- [WHAT IS EXPECTED]: Find every line containing the word "Gardens" and report the count, nothing more.

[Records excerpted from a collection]
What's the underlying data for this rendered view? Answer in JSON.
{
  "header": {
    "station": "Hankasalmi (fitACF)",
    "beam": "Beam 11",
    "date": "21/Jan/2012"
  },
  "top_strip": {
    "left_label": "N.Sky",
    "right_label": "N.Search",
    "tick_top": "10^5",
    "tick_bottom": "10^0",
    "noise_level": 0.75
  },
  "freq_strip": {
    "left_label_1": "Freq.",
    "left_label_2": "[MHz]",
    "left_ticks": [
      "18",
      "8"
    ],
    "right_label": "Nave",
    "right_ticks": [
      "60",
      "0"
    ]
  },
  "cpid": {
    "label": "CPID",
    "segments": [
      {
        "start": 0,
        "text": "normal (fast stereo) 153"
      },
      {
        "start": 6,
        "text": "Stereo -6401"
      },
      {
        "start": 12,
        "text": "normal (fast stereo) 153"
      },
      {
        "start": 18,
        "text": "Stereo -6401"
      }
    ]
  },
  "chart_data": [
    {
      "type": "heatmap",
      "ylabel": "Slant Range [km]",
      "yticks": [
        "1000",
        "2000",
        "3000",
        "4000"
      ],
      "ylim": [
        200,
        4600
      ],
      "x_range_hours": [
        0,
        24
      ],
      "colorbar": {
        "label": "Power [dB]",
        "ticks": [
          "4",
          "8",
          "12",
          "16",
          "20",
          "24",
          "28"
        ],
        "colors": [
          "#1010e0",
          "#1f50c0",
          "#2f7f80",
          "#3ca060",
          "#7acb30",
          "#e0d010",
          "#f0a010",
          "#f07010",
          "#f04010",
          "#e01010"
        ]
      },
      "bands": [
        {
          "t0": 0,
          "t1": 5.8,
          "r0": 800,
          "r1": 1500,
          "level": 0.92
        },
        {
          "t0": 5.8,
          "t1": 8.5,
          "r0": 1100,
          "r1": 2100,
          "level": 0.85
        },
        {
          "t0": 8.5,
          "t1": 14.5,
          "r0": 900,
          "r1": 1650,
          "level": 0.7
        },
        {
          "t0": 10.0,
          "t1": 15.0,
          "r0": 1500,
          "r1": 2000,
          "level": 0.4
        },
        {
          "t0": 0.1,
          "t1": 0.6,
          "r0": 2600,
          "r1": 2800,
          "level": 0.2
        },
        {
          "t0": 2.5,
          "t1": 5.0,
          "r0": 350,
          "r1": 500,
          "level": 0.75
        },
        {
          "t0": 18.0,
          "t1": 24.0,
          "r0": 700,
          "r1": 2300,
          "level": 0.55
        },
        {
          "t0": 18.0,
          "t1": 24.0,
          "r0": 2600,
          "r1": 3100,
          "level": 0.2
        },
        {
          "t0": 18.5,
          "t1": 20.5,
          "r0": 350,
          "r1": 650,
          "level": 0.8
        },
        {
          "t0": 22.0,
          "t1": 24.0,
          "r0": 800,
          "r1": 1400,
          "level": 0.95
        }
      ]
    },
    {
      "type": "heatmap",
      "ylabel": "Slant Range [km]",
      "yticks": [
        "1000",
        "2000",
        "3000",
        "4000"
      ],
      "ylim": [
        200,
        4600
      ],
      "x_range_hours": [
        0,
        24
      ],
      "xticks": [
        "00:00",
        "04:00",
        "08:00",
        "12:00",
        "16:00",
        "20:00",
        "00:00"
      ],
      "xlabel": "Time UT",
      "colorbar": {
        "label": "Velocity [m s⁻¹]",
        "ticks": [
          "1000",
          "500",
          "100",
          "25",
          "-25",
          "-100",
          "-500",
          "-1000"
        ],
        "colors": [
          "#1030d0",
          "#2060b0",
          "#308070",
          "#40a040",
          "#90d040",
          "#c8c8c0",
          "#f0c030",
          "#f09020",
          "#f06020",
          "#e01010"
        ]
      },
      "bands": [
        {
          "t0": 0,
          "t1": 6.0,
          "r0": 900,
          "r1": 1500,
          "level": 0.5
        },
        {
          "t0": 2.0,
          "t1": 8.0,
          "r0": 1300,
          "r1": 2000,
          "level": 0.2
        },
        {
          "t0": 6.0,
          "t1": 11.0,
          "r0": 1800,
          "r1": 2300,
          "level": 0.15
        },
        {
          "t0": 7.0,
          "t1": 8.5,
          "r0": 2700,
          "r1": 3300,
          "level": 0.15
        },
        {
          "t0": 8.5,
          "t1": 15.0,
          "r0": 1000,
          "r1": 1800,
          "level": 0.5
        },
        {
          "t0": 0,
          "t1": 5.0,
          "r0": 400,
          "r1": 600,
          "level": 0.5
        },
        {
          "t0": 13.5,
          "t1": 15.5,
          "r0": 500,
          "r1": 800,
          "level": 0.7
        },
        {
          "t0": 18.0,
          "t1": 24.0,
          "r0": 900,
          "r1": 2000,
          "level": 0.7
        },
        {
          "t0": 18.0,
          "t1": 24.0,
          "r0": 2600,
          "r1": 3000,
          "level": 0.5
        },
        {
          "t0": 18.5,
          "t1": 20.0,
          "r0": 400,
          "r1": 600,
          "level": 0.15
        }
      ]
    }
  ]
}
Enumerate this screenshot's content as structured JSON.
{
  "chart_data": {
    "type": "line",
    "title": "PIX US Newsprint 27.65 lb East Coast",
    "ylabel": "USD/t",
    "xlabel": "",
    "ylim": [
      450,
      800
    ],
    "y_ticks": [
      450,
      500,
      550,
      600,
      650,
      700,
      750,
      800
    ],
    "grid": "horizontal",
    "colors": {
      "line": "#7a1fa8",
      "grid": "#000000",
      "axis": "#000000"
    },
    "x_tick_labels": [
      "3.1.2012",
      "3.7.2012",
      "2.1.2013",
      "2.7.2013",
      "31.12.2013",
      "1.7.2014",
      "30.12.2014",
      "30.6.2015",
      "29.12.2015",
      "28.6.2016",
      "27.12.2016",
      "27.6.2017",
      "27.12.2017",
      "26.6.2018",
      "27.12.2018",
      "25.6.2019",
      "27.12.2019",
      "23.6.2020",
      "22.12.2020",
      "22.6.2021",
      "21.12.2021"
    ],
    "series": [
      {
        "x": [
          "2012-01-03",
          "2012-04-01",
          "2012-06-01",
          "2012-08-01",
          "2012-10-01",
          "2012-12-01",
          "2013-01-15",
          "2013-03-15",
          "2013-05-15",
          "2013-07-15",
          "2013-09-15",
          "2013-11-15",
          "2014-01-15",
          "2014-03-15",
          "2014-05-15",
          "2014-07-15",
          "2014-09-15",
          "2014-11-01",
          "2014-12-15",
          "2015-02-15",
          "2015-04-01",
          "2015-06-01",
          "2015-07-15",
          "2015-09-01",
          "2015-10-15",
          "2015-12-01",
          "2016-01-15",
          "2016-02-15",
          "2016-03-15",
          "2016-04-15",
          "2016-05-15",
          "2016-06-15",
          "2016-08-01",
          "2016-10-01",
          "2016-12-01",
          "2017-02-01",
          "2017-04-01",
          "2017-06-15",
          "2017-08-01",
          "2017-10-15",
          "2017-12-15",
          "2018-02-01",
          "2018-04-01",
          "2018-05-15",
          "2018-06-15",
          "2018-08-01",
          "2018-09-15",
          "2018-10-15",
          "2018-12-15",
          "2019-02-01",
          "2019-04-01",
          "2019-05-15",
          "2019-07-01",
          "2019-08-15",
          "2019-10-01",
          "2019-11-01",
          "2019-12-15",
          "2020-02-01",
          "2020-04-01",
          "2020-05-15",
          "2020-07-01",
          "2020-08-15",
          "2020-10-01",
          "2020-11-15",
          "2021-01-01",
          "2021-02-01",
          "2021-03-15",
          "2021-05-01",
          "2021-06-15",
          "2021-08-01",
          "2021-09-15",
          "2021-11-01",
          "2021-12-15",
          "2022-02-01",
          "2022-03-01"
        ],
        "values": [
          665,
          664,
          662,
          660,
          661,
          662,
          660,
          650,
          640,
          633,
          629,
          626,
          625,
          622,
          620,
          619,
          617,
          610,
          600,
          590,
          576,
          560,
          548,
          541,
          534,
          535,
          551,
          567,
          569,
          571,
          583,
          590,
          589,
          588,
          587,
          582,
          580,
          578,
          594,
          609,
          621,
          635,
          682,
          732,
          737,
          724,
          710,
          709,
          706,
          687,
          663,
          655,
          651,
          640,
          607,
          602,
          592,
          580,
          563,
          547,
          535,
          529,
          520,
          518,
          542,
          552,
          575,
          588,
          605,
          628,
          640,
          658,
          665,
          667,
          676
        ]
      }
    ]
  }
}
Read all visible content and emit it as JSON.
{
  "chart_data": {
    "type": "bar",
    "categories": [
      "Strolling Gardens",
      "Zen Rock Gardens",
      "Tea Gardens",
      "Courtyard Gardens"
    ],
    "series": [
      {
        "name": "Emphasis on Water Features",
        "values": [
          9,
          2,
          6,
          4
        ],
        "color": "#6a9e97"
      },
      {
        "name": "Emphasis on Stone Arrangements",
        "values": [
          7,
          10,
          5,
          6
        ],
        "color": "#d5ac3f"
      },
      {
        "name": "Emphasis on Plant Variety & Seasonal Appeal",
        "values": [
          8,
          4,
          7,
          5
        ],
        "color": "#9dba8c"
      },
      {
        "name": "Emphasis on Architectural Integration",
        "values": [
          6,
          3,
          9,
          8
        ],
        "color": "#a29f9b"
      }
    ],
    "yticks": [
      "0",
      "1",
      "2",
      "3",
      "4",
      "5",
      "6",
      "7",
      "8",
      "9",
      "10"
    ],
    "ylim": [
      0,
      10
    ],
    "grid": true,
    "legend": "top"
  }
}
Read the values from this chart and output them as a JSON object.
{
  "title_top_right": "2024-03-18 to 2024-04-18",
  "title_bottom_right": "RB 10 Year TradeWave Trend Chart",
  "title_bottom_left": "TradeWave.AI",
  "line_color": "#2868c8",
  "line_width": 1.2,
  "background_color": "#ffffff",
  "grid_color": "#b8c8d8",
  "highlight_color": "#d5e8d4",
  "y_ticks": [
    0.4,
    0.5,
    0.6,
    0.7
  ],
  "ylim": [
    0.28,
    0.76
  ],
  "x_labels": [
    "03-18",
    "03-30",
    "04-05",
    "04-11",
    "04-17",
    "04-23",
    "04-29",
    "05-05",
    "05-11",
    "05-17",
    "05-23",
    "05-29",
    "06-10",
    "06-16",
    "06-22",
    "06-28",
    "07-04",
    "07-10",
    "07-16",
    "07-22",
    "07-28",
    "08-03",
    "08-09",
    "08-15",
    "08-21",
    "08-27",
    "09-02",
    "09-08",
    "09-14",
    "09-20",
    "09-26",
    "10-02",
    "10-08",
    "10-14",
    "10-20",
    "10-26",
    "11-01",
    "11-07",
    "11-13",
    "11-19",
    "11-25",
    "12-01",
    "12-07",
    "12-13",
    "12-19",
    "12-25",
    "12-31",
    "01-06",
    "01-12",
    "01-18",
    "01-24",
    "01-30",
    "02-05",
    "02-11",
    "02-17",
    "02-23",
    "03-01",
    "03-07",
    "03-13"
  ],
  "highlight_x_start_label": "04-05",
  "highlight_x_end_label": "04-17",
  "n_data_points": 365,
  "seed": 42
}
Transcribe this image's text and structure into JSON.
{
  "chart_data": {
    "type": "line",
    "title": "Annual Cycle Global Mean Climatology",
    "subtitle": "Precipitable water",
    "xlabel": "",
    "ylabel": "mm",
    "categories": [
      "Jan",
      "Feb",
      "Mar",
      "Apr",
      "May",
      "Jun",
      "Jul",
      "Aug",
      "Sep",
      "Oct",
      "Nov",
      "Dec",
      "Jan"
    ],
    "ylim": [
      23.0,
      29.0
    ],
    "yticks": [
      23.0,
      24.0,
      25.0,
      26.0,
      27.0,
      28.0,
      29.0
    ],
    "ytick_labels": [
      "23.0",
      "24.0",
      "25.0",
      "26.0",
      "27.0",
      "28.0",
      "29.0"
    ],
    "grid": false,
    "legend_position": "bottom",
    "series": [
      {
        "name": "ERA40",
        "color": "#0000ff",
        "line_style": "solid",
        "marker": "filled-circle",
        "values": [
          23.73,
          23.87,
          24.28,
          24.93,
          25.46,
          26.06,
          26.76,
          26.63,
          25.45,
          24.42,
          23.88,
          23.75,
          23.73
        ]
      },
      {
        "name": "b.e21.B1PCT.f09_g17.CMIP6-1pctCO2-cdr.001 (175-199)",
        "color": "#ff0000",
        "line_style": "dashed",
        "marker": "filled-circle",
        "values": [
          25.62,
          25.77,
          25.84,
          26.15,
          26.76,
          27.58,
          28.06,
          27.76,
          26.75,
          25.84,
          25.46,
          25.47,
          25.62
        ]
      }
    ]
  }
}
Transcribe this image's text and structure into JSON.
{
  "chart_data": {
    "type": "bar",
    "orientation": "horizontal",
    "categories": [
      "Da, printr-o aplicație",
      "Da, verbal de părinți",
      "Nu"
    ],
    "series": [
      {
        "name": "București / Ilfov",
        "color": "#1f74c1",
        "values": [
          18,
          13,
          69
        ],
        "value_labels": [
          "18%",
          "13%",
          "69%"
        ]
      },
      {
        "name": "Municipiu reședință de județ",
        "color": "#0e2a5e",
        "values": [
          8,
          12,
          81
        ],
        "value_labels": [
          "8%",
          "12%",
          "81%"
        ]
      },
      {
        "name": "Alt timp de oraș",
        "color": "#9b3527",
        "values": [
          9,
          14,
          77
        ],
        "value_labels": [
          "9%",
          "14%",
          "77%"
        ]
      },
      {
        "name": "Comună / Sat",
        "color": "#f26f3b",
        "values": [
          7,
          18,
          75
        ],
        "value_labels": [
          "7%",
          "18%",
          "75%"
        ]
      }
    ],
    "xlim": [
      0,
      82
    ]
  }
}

- [SOLUTION FOR THIS TASK]: 4